--- Problem statement ---
Write the data out again, character for character, with no images.

(Stored records)
*-*-*
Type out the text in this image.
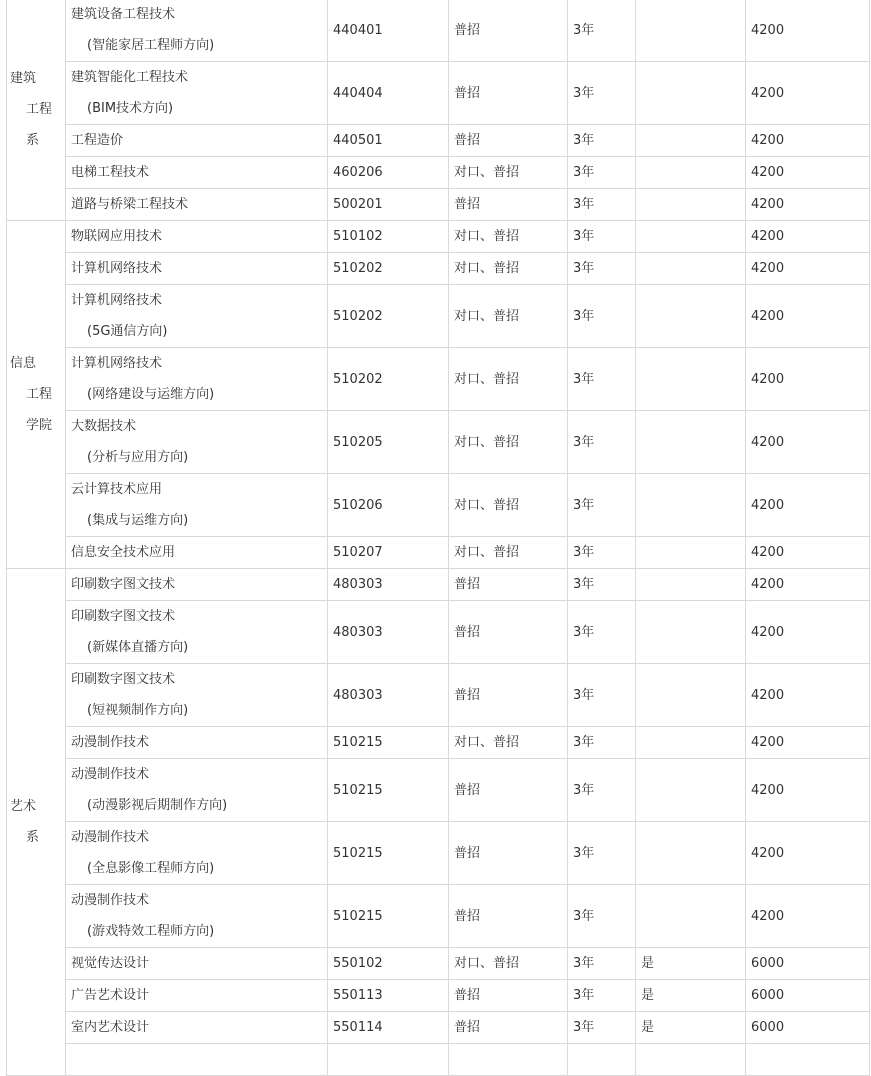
建筑
工程
系	建筑设备工程技术
(智能家居工程师方向)	440401	普招	3年		4200

	建筑智能化工程技术
(BIM技术方向)	440404	普招	3年		4200

	工程造价	440501	普招	3年		4200

	电梯工程技术	460206	对口、普招	3年		4200

	道路与桥梁工程技术	500201	普招	3年		4200

信息
工程
学院	物联网应用技术	510102	对口、普招	3年		4200

	计算机网络技术	510202	对口、普招	3年		4200

	计算机网络技术
(5G通信方向)	510202	对口、普招	3年		4200

	计算机网络技术
(网络建设与运维方向)	510202	对口、普招	3年		4200

	大数据技术
(分析与应用方向)	510205	对口、普招	3年		4200

	云计算技术应用
(集成与运维方向)	510206	对口、普招	3年		4200

	信息安全技术应用	510207	对口、普招	3年		4200

艺术
系	印刷数字图文技术	480303	普招	3年		4200

	印刷数字图文技术
(新媒体直播方向)	480303	普招	3年		4200

	印刷数字图文技术
(短视频制作方向)	480303	普招	3年		4200

	动漫制作技术	510215	对口、普招	3年		4200

	动漫制作技术
(动漫影视后期制作方向)	510215	普招	3年		4200

	动漫制作技术
(全息影像工程师方向)	510215	普招	3年		4200

	动漫制作技术
(游戏特效工程师方向)	510215	普招	3年		4200

	视觉传达设计	550102	对口、普招	3年	是	6000

	广告艺术设计	550113	普招	3年	是	6000

	室内艺术设计	550114	普招	3年	是	6000
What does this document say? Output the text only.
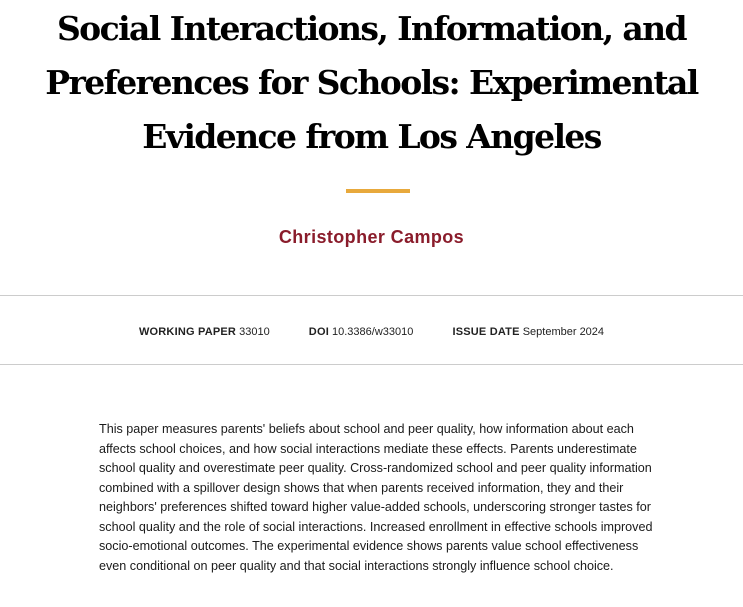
Social Interactions, Information, and
Preferences for Schools: Experimental
Evidence from Los Angeles
Christopher Campos
WORKING PAPER 33010	DOI 10.3386/w33010	ISSUE DATE September 2024

This paper measures parents' beliefs about school and peer quality, how information about each affects school choices, and how social interactions mediate these effects. Parents underestimate school quality and overestimate peer quality. Cross-randomized school and peer quality information combined with a spillover design shows that when parents received information, they and their neighbors' preferences shifted toward higher value-added schools, underscoring stronger tastes for school quality and the role of social interactions. Increased enrollment in effective schools improved socio-emotional outcomes. The experimental evidence shows parents value school effectiveness even conditional on peer quality and that social interactions strongly influence school choice.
*-*-*
--- Exercise output ---
Type out the text in this image.
建筑
工程
系	建筑设备工程技术
(智能家居工程师方向)	440401	普招	3年		4200

	建筑智能化工程技术
(BIM技术方向)	440404	普招	3年		4200

	工程造价	440501	普招	3年		4200

	电梯工程技术	460206	对口、普招	3年		4200

	道路与桥梁工程技术	500201	普招	3年		4200

信息
工程
学院	物联网应用技术	510102	对口、普招	3年		4200

	计算机网络技术	510202	对口、普招	3年		4200

	计算机网络技术
(5G通信方向)	510202	对口、普招	3年		4200

	计算机网络技术
(网络建设与运维方向)	510202	对口、普招	3年		4200

	大数据技术
(分析与应用方向)	510205	对口、普招	3年		4200

	云计算技术应用
(集成与运维方向)	510206	对口、普招	3年		4200

	信息安全技术应用	510207	对口、普招	3年		4200

艺术
系	印刷数字图文技术	480303	普招	3年		4200

	印刷数字图文技术
(新媒体直播方向)	480303	普招	3年		4200

	印刷数字图文技术
(短视频制作方向)	480303	普招	3年		4200

	动漫制作技术	510215	对口、普招	3年		4200

	动漫制作技术
(动漫影视后期制作方向)	510215	普招	3年		4200

	动漫制作技术
(全息影像工程师方向)	510215	普招	3年		4200

	动漫制作技术
(游戏特效工程师方向)	510215	普招	3年		4200

	视觉传达设计	550102	对口、普招	3年	是	6000

	广告艺术设计	550113	普招	3年	是	6000

	室内艺术设计	550114	普招	3年	是	6000
What does this document say? Output the text only.
Social Interactions, Information, and
Preferences for Schools: Experimental
Evidence from Los Angeles
Christopher Campos
WORKING PAPER 33010	DOI 10.3386/w33010	ISSUE DATE September 2024

This paper measures parents' beliefs about school and peer quality, how information about each affects school choices, and how social interactions mediate these effects. Parents underestimate school quality and overestimate peer quality. Cross-randomized school and peer quality information combined with a spillover design shows that when parents received information, they and their neighbors' preferences shifted toward higher value-added schools, underscoring stronger tastes for school quality and the role of social interactions. Increased enrollment in effective schools improved socio-emotional outcomes. The experimental evidence shows parents value school effectiveness even conditional on peer quality and that social interactions strongly influence school choice.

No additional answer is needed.